■ What to produce
Copy out the entries below precisely; nothing is to be omitted.

■ Record extracts
# # #
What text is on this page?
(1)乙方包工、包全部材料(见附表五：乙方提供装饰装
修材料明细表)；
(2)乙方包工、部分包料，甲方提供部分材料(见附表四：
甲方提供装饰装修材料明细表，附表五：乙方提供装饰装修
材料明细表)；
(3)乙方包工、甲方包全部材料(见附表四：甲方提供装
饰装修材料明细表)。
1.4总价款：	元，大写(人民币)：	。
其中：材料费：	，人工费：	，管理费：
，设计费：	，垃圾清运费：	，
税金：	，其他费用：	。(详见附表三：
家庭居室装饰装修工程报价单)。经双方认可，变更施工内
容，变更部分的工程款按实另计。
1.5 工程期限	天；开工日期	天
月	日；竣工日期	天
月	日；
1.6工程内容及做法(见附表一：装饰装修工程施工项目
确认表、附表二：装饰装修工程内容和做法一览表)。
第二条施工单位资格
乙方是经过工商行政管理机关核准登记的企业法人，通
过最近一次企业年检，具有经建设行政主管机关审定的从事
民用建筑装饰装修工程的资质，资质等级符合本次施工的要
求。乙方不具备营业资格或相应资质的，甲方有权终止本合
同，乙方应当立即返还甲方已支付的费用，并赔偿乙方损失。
# # #
■ Correct result
What text is on this page?
(1)乙方包工、包全部材料(见附表五：乙方提供装饰装
修材料明细表)；
(2)乙方包工、部分包料，甲方提供部分材料(见附表四：
甲方提供装饰装修材料明细表，附表五：乙方提供装饰装修
材料明细表)；
(3)乙方包工、甲方包全部材料(见附表四：甲方提供装
饰装修材料明细表)。
1.4总价款：	元，大写(人民币)：	。
其中：材料费：	，人工费：	，管理费：
，设计费：	，垃圾清运费：	，
税金：	，其他费用：	。(详见附表三：
家庭居室装饰装修工程报价单)。经双方认可，变更施工内
容，变更部分的工程款按实另计。
1.5 工程期限	天；开工日期	天
月	日；竣工日期	天
月	日；
1.6工程内容及做法(见附表一：装饰装修工程施工项目
确认表、附表二：装饰装修工程内容和做法一览表)。
第二条施工单位资格
乙方是经过工商行政管理机关核准登记的企业法人，通
过最近一次企业年检，具有经建设行政主管机关审定的从事
民用建筑装饰装修工程的资质，资质等级符合本次施工的要
求。乙方不具备营业资格或相应资质的，甲方有权终止本合
同，乙方应当立即返还甲方已支付的费用，并赔偿乙方损失。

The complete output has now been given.